### Your goal:
Look through the material below, count the lines containing the word "abril", and state only the count.

[START OF Provided data]

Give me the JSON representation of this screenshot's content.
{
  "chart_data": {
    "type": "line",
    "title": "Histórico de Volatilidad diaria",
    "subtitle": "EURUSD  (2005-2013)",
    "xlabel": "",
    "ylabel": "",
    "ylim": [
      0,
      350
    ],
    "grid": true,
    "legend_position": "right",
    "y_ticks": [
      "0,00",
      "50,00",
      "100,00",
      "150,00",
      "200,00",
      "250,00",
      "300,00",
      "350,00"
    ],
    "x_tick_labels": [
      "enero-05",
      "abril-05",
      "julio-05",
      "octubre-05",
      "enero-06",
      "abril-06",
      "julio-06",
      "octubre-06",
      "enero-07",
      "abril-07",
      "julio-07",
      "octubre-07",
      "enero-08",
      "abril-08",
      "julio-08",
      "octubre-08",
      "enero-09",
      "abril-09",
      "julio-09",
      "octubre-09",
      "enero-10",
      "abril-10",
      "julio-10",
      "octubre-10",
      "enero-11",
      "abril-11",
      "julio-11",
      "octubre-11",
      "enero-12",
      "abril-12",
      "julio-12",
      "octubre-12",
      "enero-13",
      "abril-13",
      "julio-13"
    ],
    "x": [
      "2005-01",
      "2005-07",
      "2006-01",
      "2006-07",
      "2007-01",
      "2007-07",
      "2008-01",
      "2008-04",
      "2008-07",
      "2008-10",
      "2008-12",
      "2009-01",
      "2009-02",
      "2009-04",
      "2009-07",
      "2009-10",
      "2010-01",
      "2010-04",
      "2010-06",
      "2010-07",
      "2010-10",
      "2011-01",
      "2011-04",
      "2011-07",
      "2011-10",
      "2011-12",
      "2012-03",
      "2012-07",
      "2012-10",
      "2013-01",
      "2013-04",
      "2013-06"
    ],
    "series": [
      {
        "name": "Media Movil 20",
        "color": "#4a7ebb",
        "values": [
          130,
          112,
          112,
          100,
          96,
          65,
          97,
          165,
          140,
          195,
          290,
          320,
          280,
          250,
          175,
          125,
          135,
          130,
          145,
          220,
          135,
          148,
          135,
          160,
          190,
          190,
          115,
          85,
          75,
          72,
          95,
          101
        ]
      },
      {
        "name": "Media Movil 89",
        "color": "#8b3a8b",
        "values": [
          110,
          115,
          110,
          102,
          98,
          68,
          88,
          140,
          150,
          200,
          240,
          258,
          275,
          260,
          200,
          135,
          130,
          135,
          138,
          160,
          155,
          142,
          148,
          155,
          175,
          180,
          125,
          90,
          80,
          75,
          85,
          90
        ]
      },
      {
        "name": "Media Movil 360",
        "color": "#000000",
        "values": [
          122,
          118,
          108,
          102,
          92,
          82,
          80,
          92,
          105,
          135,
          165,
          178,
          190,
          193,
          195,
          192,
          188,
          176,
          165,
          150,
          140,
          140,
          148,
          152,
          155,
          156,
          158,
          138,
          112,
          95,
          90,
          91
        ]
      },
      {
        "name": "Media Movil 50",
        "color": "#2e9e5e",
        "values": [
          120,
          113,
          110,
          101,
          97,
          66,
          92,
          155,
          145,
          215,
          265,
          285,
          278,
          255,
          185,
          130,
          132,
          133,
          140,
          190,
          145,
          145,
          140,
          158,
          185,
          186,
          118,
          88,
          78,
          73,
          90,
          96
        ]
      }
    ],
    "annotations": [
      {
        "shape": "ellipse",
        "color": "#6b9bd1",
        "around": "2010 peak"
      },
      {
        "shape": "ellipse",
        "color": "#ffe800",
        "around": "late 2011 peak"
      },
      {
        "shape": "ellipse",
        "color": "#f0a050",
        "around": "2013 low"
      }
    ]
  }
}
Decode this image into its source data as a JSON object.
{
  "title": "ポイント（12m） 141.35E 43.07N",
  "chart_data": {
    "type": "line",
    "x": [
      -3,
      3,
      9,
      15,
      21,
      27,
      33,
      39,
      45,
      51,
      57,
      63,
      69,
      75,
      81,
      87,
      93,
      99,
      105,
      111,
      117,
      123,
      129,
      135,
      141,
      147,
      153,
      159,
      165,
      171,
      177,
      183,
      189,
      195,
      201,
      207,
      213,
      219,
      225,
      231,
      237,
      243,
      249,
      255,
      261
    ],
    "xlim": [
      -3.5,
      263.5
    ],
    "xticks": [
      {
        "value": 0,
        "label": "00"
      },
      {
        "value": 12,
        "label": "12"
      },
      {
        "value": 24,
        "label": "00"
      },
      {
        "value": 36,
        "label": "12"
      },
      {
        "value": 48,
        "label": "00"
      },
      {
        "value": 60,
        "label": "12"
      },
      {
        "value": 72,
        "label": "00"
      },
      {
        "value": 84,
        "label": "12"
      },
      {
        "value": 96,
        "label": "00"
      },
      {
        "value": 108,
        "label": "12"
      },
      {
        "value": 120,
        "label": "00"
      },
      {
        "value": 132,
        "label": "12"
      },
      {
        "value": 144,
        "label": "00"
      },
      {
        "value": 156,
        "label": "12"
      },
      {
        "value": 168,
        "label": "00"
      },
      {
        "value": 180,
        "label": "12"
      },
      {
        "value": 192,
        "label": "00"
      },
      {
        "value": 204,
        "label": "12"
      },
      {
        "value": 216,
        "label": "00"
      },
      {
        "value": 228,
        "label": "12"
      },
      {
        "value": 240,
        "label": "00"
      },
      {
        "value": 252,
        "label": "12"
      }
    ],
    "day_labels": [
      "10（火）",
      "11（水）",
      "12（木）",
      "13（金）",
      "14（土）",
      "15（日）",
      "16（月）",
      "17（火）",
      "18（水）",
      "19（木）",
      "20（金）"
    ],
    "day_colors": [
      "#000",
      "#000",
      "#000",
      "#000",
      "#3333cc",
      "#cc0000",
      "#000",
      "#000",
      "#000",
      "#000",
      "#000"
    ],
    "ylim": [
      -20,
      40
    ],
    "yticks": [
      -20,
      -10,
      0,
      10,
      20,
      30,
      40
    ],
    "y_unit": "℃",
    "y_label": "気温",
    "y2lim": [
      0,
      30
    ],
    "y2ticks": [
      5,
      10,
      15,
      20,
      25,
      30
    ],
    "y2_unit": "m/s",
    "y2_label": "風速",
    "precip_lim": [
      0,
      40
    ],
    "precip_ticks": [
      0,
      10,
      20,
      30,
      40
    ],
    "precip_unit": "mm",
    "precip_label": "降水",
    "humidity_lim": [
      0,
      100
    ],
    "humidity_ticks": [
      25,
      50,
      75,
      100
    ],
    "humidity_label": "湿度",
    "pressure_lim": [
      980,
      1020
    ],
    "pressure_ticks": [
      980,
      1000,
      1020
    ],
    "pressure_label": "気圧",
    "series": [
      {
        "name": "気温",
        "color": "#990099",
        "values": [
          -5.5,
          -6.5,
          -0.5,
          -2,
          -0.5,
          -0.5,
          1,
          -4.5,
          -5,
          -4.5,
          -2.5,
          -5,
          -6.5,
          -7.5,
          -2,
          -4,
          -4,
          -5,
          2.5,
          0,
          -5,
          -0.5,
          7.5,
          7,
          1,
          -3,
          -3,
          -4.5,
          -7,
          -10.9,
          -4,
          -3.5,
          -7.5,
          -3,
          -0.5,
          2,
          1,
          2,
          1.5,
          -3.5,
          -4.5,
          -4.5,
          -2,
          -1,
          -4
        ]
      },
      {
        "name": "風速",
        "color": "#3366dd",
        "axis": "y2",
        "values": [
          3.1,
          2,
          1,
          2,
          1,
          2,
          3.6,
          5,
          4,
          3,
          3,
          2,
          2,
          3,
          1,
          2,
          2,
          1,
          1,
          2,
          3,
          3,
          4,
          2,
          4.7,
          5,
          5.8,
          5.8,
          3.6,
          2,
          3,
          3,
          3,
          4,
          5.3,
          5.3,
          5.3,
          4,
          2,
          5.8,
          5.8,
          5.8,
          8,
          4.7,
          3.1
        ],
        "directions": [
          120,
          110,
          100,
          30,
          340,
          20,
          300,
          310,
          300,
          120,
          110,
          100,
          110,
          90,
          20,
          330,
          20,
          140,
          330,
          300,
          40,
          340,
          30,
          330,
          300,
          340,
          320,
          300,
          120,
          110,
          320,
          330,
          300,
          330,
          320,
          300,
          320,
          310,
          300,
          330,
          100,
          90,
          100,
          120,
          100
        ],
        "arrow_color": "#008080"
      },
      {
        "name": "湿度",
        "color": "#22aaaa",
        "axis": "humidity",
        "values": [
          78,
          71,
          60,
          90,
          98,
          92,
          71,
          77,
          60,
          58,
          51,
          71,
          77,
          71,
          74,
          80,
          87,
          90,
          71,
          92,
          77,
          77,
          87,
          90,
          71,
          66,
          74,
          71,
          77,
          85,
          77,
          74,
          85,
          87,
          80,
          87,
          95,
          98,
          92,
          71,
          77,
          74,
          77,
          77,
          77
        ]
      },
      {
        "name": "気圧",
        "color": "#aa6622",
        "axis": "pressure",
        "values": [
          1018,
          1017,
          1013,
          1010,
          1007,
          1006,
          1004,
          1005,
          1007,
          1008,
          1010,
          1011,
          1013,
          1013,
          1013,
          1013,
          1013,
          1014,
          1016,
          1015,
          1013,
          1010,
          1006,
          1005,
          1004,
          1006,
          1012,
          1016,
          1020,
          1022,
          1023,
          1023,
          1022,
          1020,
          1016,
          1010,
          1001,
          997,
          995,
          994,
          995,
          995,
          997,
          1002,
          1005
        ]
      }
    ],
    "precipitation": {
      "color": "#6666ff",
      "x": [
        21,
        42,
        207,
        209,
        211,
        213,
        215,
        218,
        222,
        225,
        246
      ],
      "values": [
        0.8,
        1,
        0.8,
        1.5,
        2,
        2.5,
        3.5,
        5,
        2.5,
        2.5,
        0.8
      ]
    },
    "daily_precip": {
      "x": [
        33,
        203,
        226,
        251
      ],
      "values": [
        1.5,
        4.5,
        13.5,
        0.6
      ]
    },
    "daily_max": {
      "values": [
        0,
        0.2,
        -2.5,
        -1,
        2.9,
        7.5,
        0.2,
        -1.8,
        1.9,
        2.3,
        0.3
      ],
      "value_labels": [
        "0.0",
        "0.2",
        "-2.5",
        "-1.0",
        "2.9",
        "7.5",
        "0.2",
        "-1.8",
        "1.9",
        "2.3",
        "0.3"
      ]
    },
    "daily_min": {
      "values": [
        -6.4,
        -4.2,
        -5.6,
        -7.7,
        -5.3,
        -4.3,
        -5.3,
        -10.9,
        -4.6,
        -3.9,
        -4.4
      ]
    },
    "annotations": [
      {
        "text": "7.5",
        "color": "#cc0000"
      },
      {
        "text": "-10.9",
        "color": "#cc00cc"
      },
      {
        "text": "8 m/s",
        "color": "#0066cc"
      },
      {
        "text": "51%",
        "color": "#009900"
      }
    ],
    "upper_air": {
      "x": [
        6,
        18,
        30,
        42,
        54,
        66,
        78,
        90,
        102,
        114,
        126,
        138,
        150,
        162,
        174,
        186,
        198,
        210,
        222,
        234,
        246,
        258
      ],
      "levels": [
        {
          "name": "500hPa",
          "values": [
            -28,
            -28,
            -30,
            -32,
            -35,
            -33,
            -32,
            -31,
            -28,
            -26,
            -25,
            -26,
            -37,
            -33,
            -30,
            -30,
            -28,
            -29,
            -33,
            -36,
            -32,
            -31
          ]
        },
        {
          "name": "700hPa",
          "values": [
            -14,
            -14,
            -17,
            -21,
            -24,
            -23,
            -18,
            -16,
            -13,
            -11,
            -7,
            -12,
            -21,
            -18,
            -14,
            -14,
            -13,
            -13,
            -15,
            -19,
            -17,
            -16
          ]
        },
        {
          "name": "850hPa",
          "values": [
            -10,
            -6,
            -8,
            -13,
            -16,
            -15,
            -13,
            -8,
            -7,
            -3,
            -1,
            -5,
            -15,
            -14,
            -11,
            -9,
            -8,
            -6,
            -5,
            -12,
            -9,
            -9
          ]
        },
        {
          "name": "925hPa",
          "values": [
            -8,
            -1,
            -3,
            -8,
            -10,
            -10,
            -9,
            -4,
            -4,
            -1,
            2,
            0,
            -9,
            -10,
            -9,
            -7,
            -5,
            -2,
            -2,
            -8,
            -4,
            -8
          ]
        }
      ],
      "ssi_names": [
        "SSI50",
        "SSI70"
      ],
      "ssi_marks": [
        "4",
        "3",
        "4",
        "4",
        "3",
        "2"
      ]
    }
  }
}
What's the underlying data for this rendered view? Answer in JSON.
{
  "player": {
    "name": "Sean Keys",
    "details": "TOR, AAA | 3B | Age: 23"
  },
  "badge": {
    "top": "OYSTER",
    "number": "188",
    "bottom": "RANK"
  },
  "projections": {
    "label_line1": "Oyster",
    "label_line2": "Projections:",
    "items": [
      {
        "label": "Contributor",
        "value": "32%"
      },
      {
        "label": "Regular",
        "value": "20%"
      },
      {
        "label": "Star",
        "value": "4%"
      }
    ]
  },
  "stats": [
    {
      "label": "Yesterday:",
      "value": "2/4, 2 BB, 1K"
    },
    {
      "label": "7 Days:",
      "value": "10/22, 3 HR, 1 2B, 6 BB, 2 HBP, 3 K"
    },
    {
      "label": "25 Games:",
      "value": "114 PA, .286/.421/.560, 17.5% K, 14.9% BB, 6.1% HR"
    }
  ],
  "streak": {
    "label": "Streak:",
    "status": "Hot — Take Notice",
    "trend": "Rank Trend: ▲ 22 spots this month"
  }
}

[END OF Provided data]

### The result:
9